* _Input records_
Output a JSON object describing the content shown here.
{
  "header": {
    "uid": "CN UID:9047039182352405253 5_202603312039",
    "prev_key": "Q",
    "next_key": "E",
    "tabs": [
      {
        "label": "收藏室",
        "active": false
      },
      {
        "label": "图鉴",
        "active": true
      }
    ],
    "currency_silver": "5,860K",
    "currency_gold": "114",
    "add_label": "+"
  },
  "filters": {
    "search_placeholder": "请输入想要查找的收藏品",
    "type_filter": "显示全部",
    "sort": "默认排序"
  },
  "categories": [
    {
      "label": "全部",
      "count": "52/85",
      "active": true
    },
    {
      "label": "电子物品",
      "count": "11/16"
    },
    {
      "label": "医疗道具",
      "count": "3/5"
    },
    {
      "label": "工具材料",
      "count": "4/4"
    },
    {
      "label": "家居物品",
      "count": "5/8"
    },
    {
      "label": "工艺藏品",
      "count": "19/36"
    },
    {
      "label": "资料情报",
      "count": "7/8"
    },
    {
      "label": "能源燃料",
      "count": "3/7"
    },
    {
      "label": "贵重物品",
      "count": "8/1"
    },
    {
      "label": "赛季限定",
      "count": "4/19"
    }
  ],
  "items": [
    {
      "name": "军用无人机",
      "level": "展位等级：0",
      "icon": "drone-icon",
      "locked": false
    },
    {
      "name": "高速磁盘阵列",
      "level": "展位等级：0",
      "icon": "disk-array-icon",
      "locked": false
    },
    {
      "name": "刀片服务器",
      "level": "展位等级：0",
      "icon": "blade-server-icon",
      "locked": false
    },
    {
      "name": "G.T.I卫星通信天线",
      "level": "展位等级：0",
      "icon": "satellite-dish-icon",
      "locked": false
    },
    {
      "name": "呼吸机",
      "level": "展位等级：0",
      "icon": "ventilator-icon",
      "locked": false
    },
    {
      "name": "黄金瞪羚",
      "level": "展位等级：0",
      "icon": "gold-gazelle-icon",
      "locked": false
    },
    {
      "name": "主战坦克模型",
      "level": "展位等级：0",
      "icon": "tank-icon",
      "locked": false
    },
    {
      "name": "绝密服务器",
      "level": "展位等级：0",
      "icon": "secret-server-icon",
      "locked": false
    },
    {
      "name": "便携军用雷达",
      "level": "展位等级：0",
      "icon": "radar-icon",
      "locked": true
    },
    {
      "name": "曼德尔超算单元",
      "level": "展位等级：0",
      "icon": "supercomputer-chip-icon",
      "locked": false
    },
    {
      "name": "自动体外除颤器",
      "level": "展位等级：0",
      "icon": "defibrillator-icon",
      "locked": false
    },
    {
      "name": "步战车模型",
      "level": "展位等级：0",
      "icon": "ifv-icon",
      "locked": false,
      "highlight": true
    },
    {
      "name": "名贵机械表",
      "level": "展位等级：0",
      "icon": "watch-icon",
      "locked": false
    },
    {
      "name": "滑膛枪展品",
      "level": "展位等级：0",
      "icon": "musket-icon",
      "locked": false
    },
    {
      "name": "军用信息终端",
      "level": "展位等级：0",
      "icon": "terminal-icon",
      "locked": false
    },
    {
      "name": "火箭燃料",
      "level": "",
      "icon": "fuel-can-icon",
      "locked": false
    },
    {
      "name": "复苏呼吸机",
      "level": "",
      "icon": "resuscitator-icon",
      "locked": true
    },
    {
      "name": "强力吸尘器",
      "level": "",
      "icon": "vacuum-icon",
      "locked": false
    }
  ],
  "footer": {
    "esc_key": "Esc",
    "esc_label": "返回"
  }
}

* _The request_
Only the number is wanted: how many lines of the material contain the word "true"?

* _Solution_
5